**What you have to do**
Give every line from the entries that contains "mehr".
─── Data for review
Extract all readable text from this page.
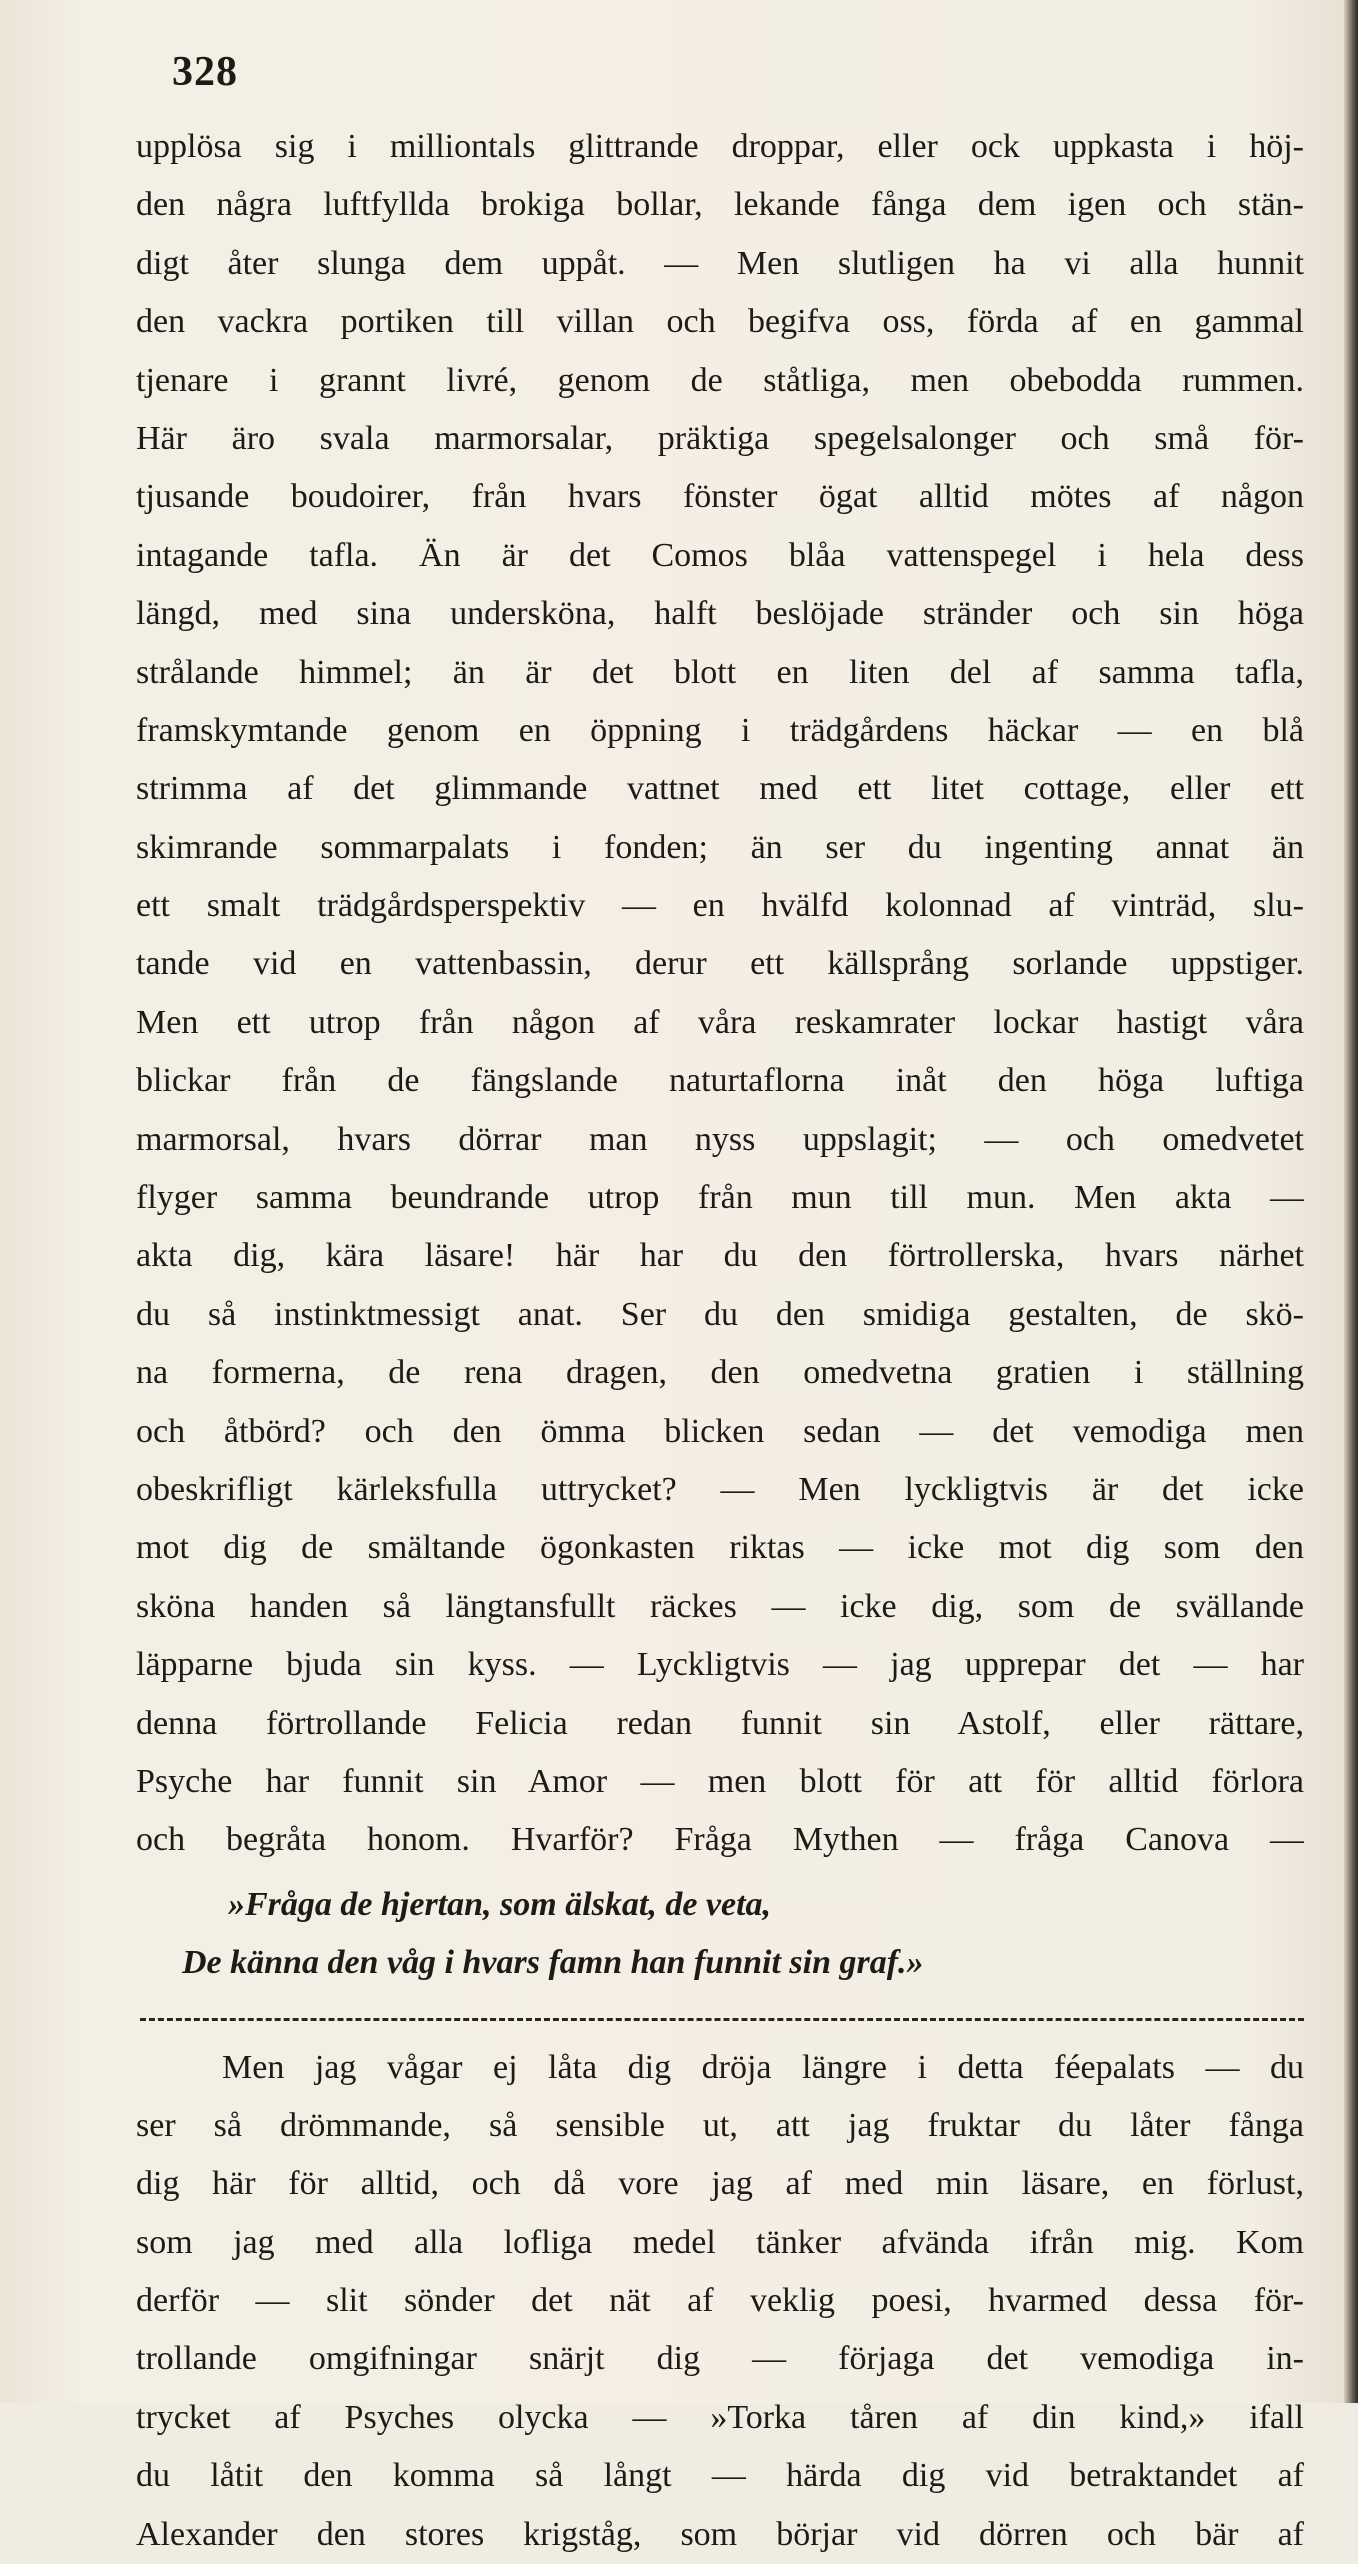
328
upplösa sig i milliontals glittrande droppar, eller ock uppkasta i höj-
den några luftfyllda brokiga bollar, lekande fånga dem igen och stän-
digt åter slunga dem uppåt. — Men slutligen ha vi alla hunnit
den vackra portiken till villan och begifva oss, förda af en gammal
tjenare i grannt livré, genom de ståtliga, men obebodda rummen.
Här äro svala marmorsalar, präktiga spegelsalonger och små för-
tjusande boudoirer, från hvars fönster ögat alltid mötes af någon
intagande tafla. Än är det Comos blåa vattenspegel i hela dess
längd, med sina undersköna, halft beslöjade stränder och sin höga
strålande himmel; än är det blott en liten del af samma tafla,
framskymtande genom en öppning i trädgårdens häckar — en blå
strimma af det glimmande vattnet med ett litet cottage, eller ett
skimrande sommarpalats i fonden; än ser du ingenting annat än
ett smalt trädgårdsperspektiv — en hvälfd kolonnad af vinträd, slu-
tande vid en vattenbassin, derur ett källsprång sorlande uppstiger.
Men ett utrop från någon af våra reskamrater lockar hastigt våra
blickar från de fängslande naturtaflorna inåt den höga luftiga
marmorsal, hvars dörrar man nyss uppslagit; — och omedvetet
flyger samma beundrande utrop från mun till mun. Men akta —
akta dig, kära läsare! här har du den förtrollerska, hvars närhet
du så instinktmessigt anat. Ser du den smidiga gestalten, de skö-
na formerna, de rena dragen, den omedvetna gratien i ställning
och åtbörd? och den ömma blicken sedan — det vemodiga men
obeskrifligt kärleksfulla uttrycket? — Men lyckligtvis är det icke
mot dig de smältande ögonkasten riktas — icke mot dig som den
sköna handen så längtansfullt räckes — icke dig, som de svällande
läpparne bjuda sin kyss. — Lyckligtvis — jag upprepar det — har
denna förtrollande Felicia redan funnit sin Astolf, eller rättare,
Psyche har funnit sin Amor — men blott för att för alltid förlora
och begråta honom. Hvarför? Fråga Mythen — fråga Canova —
»Fråga de hjertan, som älskat, de veta,
De känna den våg i hvars famn han funnit sin graf.»
Men jag vågar ej låta dig dröja längre i detta féepalats — du
ser så drömmande, så sensible ut, att jag fruktar du låter fånga
dig här för alltid, och då vore jag af med min läsare, en förlust,
som jag med alla lofliga medel tänker afvända ifrån mig. Kom
derför — slit sönder det nät af veklig poesi, hvarmed dessa för-
trollande omgifningar snärjt dig — förjaga det vemodiga in-
trycket af Psyches olycka — »Torka tåren af din kind,» ifall
du låtit den komma så långt — härda dig vid betraktandet af
Alexander den stores krigståg, som börjar vid dörren och bär af
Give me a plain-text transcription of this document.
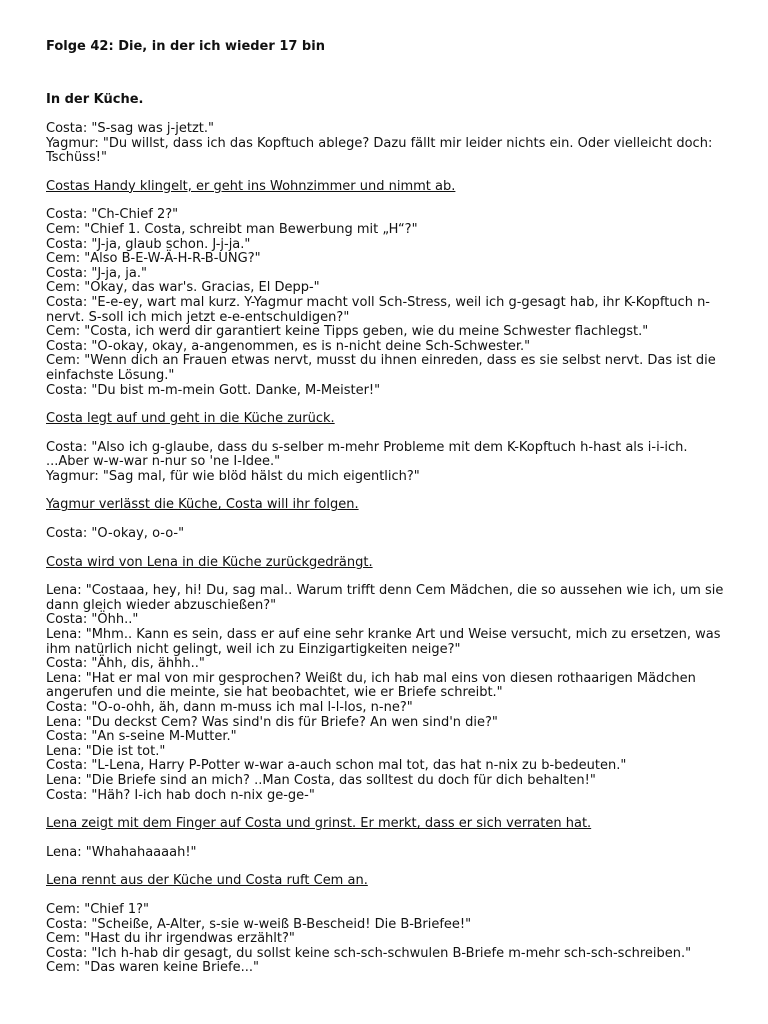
Folge 42: Die, in der ich wieder 17 bin
In der Küche.
Costa: "S-sag was j-jetzt."
Yagmur: "Du willst, dass ich das Kopftuch ablege? Dazu fällt mir leider nichts ein. Oder vielleicht doch:
Tschüss!"
Costas Handy klingelt, er geht ins Wohnzimmer und nimmt ab.
Costa: "Ch-Chief 2?"
Cem: "Chief 1. Costa, schreibt man Bewerbung mit „H“?"
Costa: "J-ja, glaub schon. J-j-ja."
Cem: "Also B-E-W-Ä-H-R-B-UNG?"
Costa: "J-ja, ja."
Cem: "Okay, das war's. Gracias, El Depp-"
Costa: "E-e-ey, wart mal kurz. Y-Yagmur macht voll Sch-Stress, weil ich g-gesagt hab, ihr K-Kopftuch n-
nervt. S-soll ich mich jetzt e-e-entschuldigen?"
Cem: "Costa, ich werd dir garantiert keine Tipps geben, wie du meine Schwester flachlegst."
Costa: "O-okay, okay, a-angenommen, es is n-nicht deine Sch-Schwester."
Cem: "Wenn dich an Frauen etwas nervt, musst du ihnen einreden, dass es sie selbst nervt. Das ist die
einfachste Lösung."
Costa: "Du bist m-m-mein Gott. Danke, M-Meister!"
Costa legt auf und geht in die Küche zurück.
Costa: "Also ich g-glaube, dass du s-selber m-mehr Probleme mit dem K-Kopftuch h-hast als i-i-ich.
...Aber w-w-war n-nur so 'ne I-Idee."
Yagmur: "Sag mal, für wie blöd hälst du mich eigentlich?"
Yagmur verlässt die Küche, Costa will ihr folgen.
Costa: "O-okay, o-o-"
Costa wird von Lena in die Küche zurückgedrängt.
Lena: "Costaaa, hey, hi! Du, sag mal.. Warum trifft denn Cem Mädchen, die so aussehen wie ich, um sie
dann gleich wieder abzuschießen?"
Costa: "Öhh.."
Lena: "Mhm.. Kann es sein, dass er auf eine sehr kranke Art und Weise versucht, mich zu ersetzen, was
ihm natürlich nicht gelingt, weil ich zu Einzigartigkeiten neige?"
Costa: "Ähh, dis, ähhh.."
Lena: "Hat er mal von mir gesprochen? Weißt du, ich hab mal eins von diesen rothaarigen Mädchen
angerufen und die meinte, sie hat beobachtet, wie er Briefe schreibt."
Costa: "O-o-ohh, äh, dann m-muss ich mal l-l-los, n-ne?"
Lena: "Du deckst Cem? Was sind'n dis für Briefe? An wen sind'n die?"
Costa: "An s-seine M-Mutter."
Lena: "Die ist tot."
Costa: "L-Lena, Harry P-Potter w-war a-auch schon mal tot, das hat n-nix zu b-bedeuten."
Lena: "Die Briefe sind an mich? ..Man Costa, das solltest du doch für dich behalten!"
Costa: "Häh? I-ich hab doch n-nix ge-ge-"
Lena zeigt mit dem Finger auf Costa und grinst. Er merkt, dass er sich verraten hat.
Lena: "Whahahaaaah!"
Lena rennt aus der Küche und Costa ruft Cem an.
Cem: "Chief 1?"
Costa: "Scheiße, A-Alter, s-sie w-weiß B-Bescheid! Die B-Briefee!"
Cem: "Hast du ihr irgendwas erzählt?"
Costa: "Ich h-hab dir gesagt, du sollst keine sch-sch-schwulen B-Briefe m-mehr sch-sch-schreiben."
Cem: "Das waren keine Briefe..."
──────
**Solution to this problem**
Costa: "Also ich g-glaube, dass du s-selber m-mehr Probleme mit dem K-Kopftuch h-hast als i-i-ich.
Costa: "Ich h-hab dir gesagt, du sollst keine sch-sch-schwulen B-Briefe m-mehr sch-sch-schreiben."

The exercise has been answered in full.